[What to work on]: Retype every entry exactly, character for character.

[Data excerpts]

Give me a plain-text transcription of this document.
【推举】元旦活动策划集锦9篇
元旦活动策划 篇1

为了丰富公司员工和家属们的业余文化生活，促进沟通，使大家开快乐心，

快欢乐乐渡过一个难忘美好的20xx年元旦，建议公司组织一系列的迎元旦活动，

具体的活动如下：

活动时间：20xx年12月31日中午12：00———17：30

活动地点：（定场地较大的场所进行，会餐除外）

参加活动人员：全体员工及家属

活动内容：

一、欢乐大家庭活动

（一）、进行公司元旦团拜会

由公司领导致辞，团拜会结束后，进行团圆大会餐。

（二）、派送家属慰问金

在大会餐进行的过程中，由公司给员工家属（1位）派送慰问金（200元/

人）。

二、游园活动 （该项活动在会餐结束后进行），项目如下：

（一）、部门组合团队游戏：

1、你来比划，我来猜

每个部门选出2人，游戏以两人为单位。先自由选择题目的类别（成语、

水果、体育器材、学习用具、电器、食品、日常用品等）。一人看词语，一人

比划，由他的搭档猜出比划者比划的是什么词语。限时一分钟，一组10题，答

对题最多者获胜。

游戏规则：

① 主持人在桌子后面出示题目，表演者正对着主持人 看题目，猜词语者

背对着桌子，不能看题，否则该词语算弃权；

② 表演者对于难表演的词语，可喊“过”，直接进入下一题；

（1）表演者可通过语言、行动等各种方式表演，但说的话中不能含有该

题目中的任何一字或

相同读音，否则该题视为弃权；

[Answer to this task]:
Give me a plain-text transcription of this document.
【推举】元旦活动策划集锦9篇
元旦活动策划 篇1

为了丰富公司员工和家属们的业余文化生活，促进沟通，使大家开快乐心，

快欢乐乐渡过一个难忘美好的20xx年元旦，建议公司组织一系列的迎元旦活动，

具体的活动如下：

活动时间：20xx年12月31日中午12：00———17：30

活动地点：（定场地较大的场所进行，会餐除外）

参加活动人员：全体员工及家属

活动内容：

一、欢乐大家庭活动

（一）、进行公司元旦团拜会

由公司领导致辞，团拜会结束后，进行团圆大会餐。

（二）、派送家属慰问金

在大会餐进行的过程中，由公司给员工家属（1位）派送慰问金（200元/

人）。

二、游园活动 （该项活动在会餐结束后进行），项目如下：

（一）、部门组合团队游戏：

1、你来比划，我来猜

每个部门选出2人，游戏以两人为单位。先自由选择题目的类别（成语、

水果、体育器材、学习用具、电器、食品、日常用品等）。一人看词语，一人

比划，由他的搭档猜出比划者比划的是什么词语。限时一分钟，一组10题，答

对题最多者获胜。

游戏规则：

① 主持人在桌子后面出示题目，表演者正对着主持人 看题目，猜词语者

背对着桌子，不能看题，否则该词语算弃权；

② 表演者对于难表演的词语，可喊“过”，直接进入下一题；

（1）表演者可通过语言、行动等各种方式表演，但说的话中不能含有该

题目中的任何一字或

相同读音，否则该题视为弃权；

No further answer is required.